§ WRITTEN EXERCISE:
Copy out the whole listing exactly as written, leaving the pictures behind.

§ RECORDS TO USE:

──────

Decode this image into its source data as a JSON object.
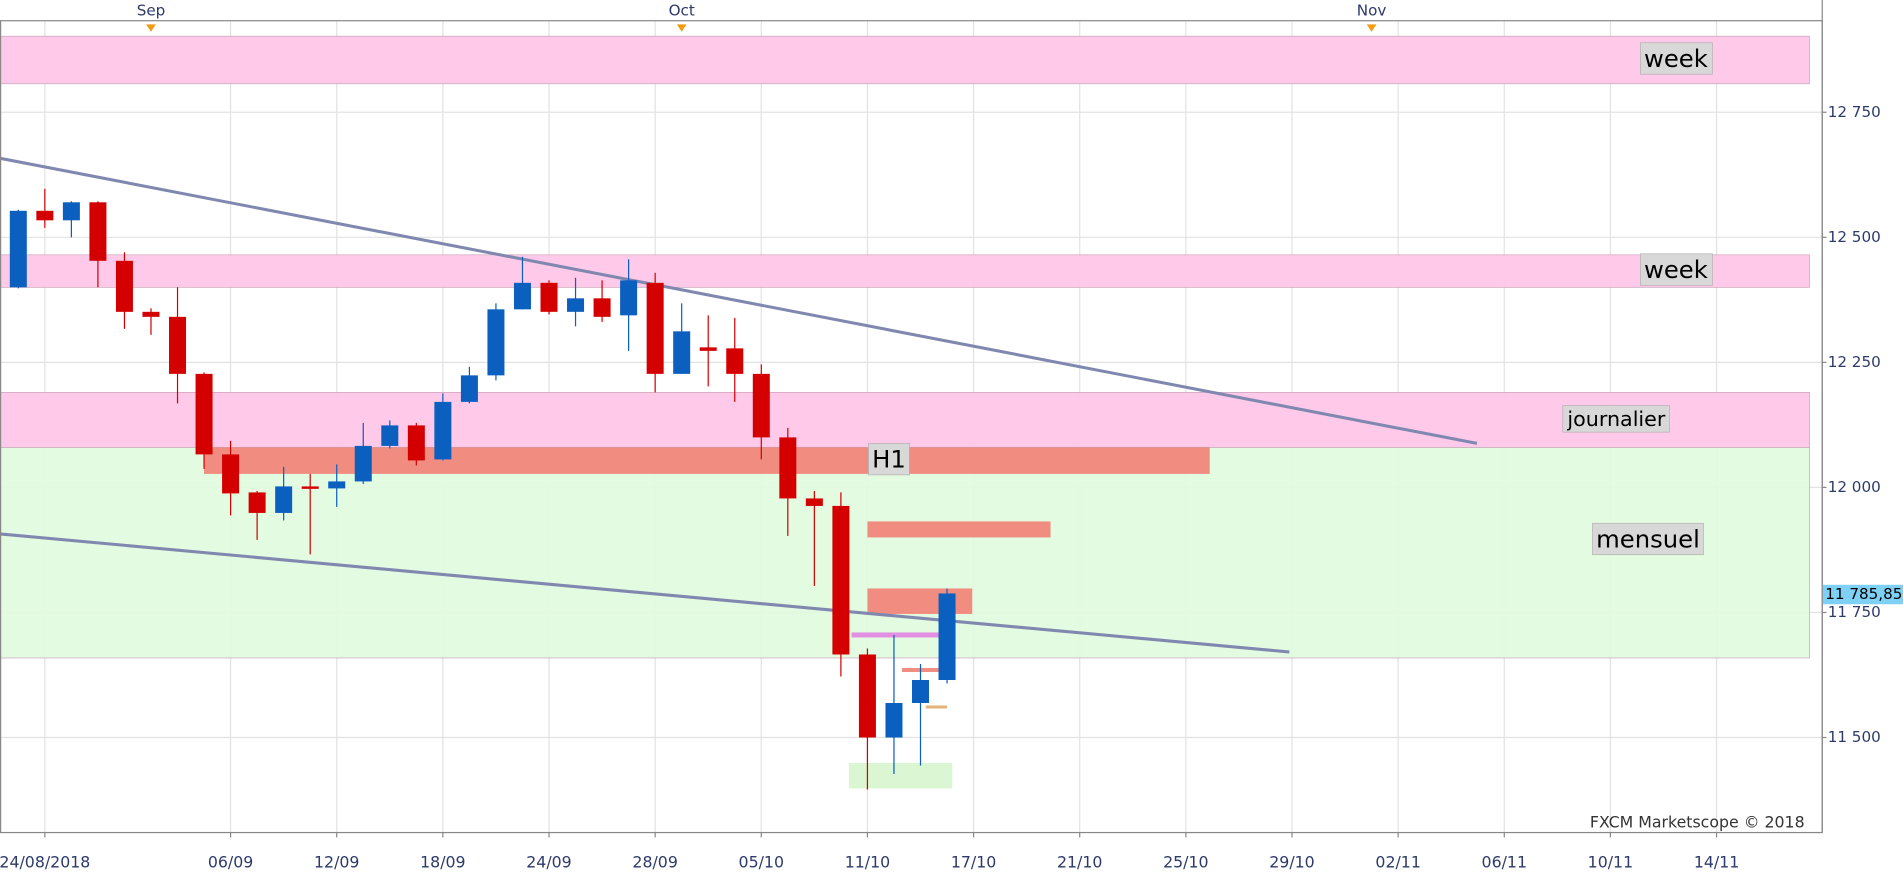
{
  "chart_data": {
    "type": "candlestick",
    "up_color": "#0a5fbf",
    "down_color": "#d40000",
    "x": [
      0,
      1,
      2,
      3,
      4,
      5,
      6,
      7,
      8,
      9,
      10,
      11,
      12,
      13,
      14,
      15,
      16,
      17,
      18,
      19,
      20,
      21,
      22,
      23,
      24,
      25,
      26,
      27,
      28,
      29,
      30,
      31,
      32,
      33,
      34,
      35
    ],
    "open": [
      12400,
      12553,
      12534,
      12570,
      12453,
      12351,
      12341,
      12227,
      12066,
      11990,
      11949,
      12002,
      11998,
      12012,
      12083,
      12124,
      12056,
      12171,
      12224,
      12356,
      12409,
      12351,
      12378,
      12344,
      12409,
      12227,
      12280,
      12278,
      12227,
      12100,
      11978,
      11963,
      11666,
      11500,
      11569,
      11615
    ],
    "high": [
      12555,
      12597,
      12572,
      12572,
      12470,
      12358,
      12400,
      12230,
      12093,
      11993,
      12041,
      12027,
      12046,
      12129,
      12134,
      12129,
      12188,
      12241,
      12368,
      12461,
      12414,
      12419,
      12414,
      12456,
      12429,
      12368,
      12344,
      12339,
      12246,
      12119,
      11993,
      11990,
      11678,
      11705,
      11647,
      11798
    ],
    "low": [
      12398,
      12519,
      12500,
      12400,
      12317,
      12305,
      12168,
      12037,
      11944,
      11895,
      11934,
      11866,
      11961,
      12007,
      12078,
      12044,
      12054,
      12168,
      12214,
      12356,
      12346,
      12322,
      12331,
      12273,
      12190,
      12227,
      12202,
      12171,
      12056,
      11903,
      11803,
      11622,
      11396,
      11427,
      11444,
      11608
    ],
    "close": [
      12553,
      12534,
      12570,
      12453,
      12351,
      12341,
      12227,
      12066,
      11988,
      11949,
      12002,
      11998,
      12012,
      12083,
      12124,
      12054,
      12171,
      12224,
      12356,
      12409,
      12351,
      12378,
      12341,
      12414,
      12227,
      12312,
      12273,
      12227,
      12100,
      11978,
      11963,
      11666,
      11500,
      11569,
      11615,
      11788
    ],
    "xlim": [
      -0.69,
      67.96
    ],
    "ylim": [
      11310,
      12933
    ],
    "xticks": [
      {
        "value": 1,
        "label": "24/08/2018"
      },
      {
        "value": 8,
        "label": "06/09"
      },
      {
        "value": 12,
        "label": "12/09"
      },
      {
        "value": 16,
        "label": "18/09"
      },
      {
        "value": 20,
        "label": "24/09"
      },
      {
        "value": 24,
        "label": "28/09"
      },
      {
        "value": 28,
        "label": "05/10"
      },
      {
        "value": 32,
        "label": "11/10"
      },
      {
        "value": 36,
        "label": "17/10"
      },
      {
        "value": 40,
        "label": "21/10"
      },
      {
        "value": 44,
        "label": "25/10"
      },
      {
        "value": 48,
        "label": "29/10"
      },
      {
        "value": 52,
        "label": "02/11"
      },
      {
        "value": 56,
        "label": "06/11"
      },
      {
        "value": 60,
        "label": "10/11"
      },
      {
        "value": 64,
        "label": "14/11"
      }
    ],
    "month_ticks": [
      {
        "value": 5,
        "label": "Sep"
      },
      {
        "value": 25,
        "label": "Oct"
      },
      {
        "value": 51,
        "label": "Nov"
      }
    ],
    "yticks": [
      {
        "value": 11500,
        "label": "11 500"
      },
      {
        "value": 11750,
        "label": "11 750"
      },
      {
        "value": 12000,
        "label": "12 000"
      },
      {
        "value": 12250,
        "label": "12 250"
      },
      {
        "value": 12500,
        "label": "12 500"
      },
      {
        "value": 12750,
        "label": "12 750"
      }
    ],
    "grid": true,
    "last_price": {
      "value": 11785.85,
      "label": "11 785,85"
    },
    "zones": [
      {
        "label": "week",
        "y": [
          12807,
          12902
        ],
        "color": "#ffc8e8"
      },
      {
        "label": "week",
        "y": [
          12400,
          12465
        ],
        "color": "#ffc8e8"
      },
      {
        "label": "journalier",
        "y": [
          12080,
          12190
        ],
        "color": "#ffc8e8"
      },
      {
        "label": "mensuel",
        "y": [
          11659,
          12080
        ],
        "color": "#e2fbe0"
      },
      {
        "label": "H1",
        "y": [
          12027,
          12080
        ],
        "x": [
          7,
          44.9
        ],
        "color": "#f0877a"
      },
      {
        "y": [
          11900,
          11932
        ],
        "x": [
          32,
          38.9
        ],
        "color": "#f0877a"
      },
      {
        "y": [
          11747,
          11798
        ],
        "x": [
          32,
          35.95
        ],
        "color": "#f0877a"
      },
      {
        "y": [
          11398,
          11449
        ],
        "x": [
          31.3,
          35.2
        ],
        "color": "#d8f5d0"
      },
      {
        "y": [
          11700,
          11710
        ],
        "x": [
          31.4,
          34.7
        ],
        "color": "#e08ae0"
      },
      {
        "y": [
          11631,
          11639
        ],
        "x": [
          33.3,
          35
        ],
        "color": "#f0877a"
      },
      {
        "y": [
          11558,
          11564
        ],
        "x": [
          34.2,
          35
        ],
        "color": "#e0b070"
      }
    ],
    "trendlines": [
      {
        "x": [
          -0.69,
          54.97
        ],
        "y": [
          12658,
          12088
        ],
        "color": "#8088b0"
      },
      {
        "x": [
          -0.69,
          47.9
        ],
        "y": [
          11907,
          11671
        ],
        "color": "#8088b0"
      }
    ],
    "watermark": "FXCM Marketscope © 2018"
  }
}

──────

§ OUTPUT:
Decode this image into its source data as a JSON object.
{
  "chart_data": {
    "type": "candlestick",
    "up_color": "#0a5fbf",
    "down_color": "#d40000",
    "x": [
      0,
      1,
      2,
      3,
      4,
      5,
      6,
      7,
      8,
      9,
      10,
      11,
      12,
      13,
      14,
      15,
      16,
      17,
      18,
      19,
      20,
      21,
      22,
      23,
      24,
      25,
      26,
      27,
      28,
      29,
      30,
      31,
      32,
      33,
      34,
      35
    ],
    "open": [
      12400,
      12553,
      12534,
      12570,
      12453,
      12351,
      12341,
      12227,
      12066,
      11990,
      11949,
      12002,
      11998,
      12012,
      12083,
      12124,
      12056,
      12171,
      12224,
      12356,
      12409,
      12351,
      12378,
      12344,
      12409,
      12227,
      12280,
      12278,
      12227,
      12100,
      11978,
      11963,
      11666,
      11500,
      11569,
      11615
    ],
    "high": [
      12555,
      12597,
      12572,
      12572,
      12470,
      12358,
      12400,
      12230,
      12093,
      11993,
      12041,
      12027,
      12046,
      12129,
      12134,
      12129,
      12188,
      12241,
      12368,
      12461,
      12414,
      12419,
      12414,
      12456,
      12429,
      12368,
      12344,
      12339,
      12246,
      12119,
      11993,
      11990,
      11678,
      11705,
      11647,
      11798
    ],
    "low": [
      12398,
      12519,
      12500,
      12400,
      12317,
      12305,
      12168,
      12037,
      11944,
      11895,
      11934,
      11866,
      11961,
      12007,
      12078,
      12044,
      12054,
      12168,
      12214,
      12356,
      12346,
      12322,
      12331,
      12273,
      12190,
      12227,
      12202,
      12171,
      12056,
      11903,
      11803,
      11622,
      11396,
      11427,
      11444,
      11608
    ],
    "close": [
      12553,
      12534,
      12570,
      12453,
      12351,
      12341,
      12227,
      12066,
      11988,
      11949,
      12002,
      11998,
      12012,
      12083,
      12124,
      12054,
      12171,
      12224,
      12356,
      12409,
      12351,
      12378,
      12341,
      12414,
      12227,
      12312,
      12273,
      12227,
      12100,
      11978,
      11963,
      11666,
      11500,
      11569,
      11615,
      11788
    ],
    "xlim": [
      -0.69,
      67.96
    ],
    "ylim": [
      11310,
      12933
    ],
    "xticks": [
      {
        "value": 1,
        "label": "24/08/2018"
      },
      {
        "value": 8,
        "label": "06/09"
      },
      {
        "value": 12,
        "label": "12/09"
      },
      {
        "value": 16,
        "label": "18/09"
      },
      {
        "value": 20,
        "label": "24/09"
      },
      {
        "value": 24,
        "label": "28/09"
      },
      {
        "value": 28,
        "label": "05/10"
      },
      {
        "value": 32,
        "label": "11/10"
      },
      {
        "value": 36,
        "label": "17/10"
      },
      {
        "value": 40,
        "label": "21/10"
      },
      {
        "value": 44,
        "label": "25/10"
      },
      {
        "value": 48,
        "label": "29/10"
      },
      {
        "value": 52,
        "label": "02/11"
      },
      {
        "value": 56,
        "label": "06/11"
      },
      {
        "value": 60,
        "label": "10/11"
      },
      {
        "value": 64,
        "label": "14/11"
      }
    ],
    "month_ticks": [
      {
        "value": 5,
        "label": "Sep"
      },
      {
        "value": 25,
        "label": "Oct"
      },
      {
        "value": 51,
        "label": "Nov"
      }
    ],
    "yticks": [
      {
        "value": 11500,
        "label": "11 500"
      },
      {
        "value": 11750,
        "label": "11 750"
      },
      {
        "value": 12000,
        "label": "12 000"
      },
      {
        "value": 12250,
        "label": "12 250"
      },
      {
        "value": 12500,
        "label": "12 500"
      },
      {
        "value": 12750,
        "label": "12 750"
      }
    ],
    "grid": true,
    "last_price": {
      "value": 11785.85,
      "label": "11 785,85"
    },
    "zones": [
      {
        "label": "week",
        "y": [
          12807,
          12902
        ],
        "color": "#ffc8e8"
      },
      {
        "label": "week",
        "y": [
          12400,
          12465
        ],
        "color": "#ffc8e8"
      },
      {
        "label": "journalier",
        "y": [
          12080,
          12190
        ],
        "color": "#ffc8e8"
      },
      {
        "label": "mensuel",
        "y": [
          11659,
          12080
        ],
        "color": "#e2fbe0"
      },
      {
        "label": "H1",
        "y": [
          12027,
          12080
        ],
        "x": [
          7,
          44.9
        ],
        "color": "#f0877a"
      },
      {
        "y": [
          11900,
          11932
        ],
        "x": [
          32,
          38.9
        ],
        "color": "#f0877a"
      },
      {
        "y": [
          11747,
          11798
        ],
        "x": [
          32,
          35.95
        ],
        "color": "#f0877a"
      },
      {
        "y": [
          11398,
          11449
        ],
        "x": [
          31.3,
          35.2
        ],
        "color": "#d8f5d0"
      },
      {
        "y": [
          11700,
          11710
        ],
        "x": [
          31.4,
          34.7
        ],
        "color": "#e08ae0"
      },
      {
        "y": [
          11631,
          11639
        ],
        "x": [
          33.3,
          35
        ],
        "color": "#f0877a"
      },
      {
        "y": [
          11558,
          11564
        ],
        "x": [
          34.2,
          35
        ],
        "color": "#e0b070"
      }
    ],
    "trendlines": [
      {
        "x": [
          -0.69,
          54.97
        ],
        "y": [
          12658,
          12088
        ],
        "color": "#8088b0"
      },
      {
        "x": [
          -0.69,
          47.9
        ],
        "y": [
          11907,
          11671
        ],
        "color": "#8088b0"
      }
    ],
    "watermark": "FXCM Marketscope © 2018"
  }
}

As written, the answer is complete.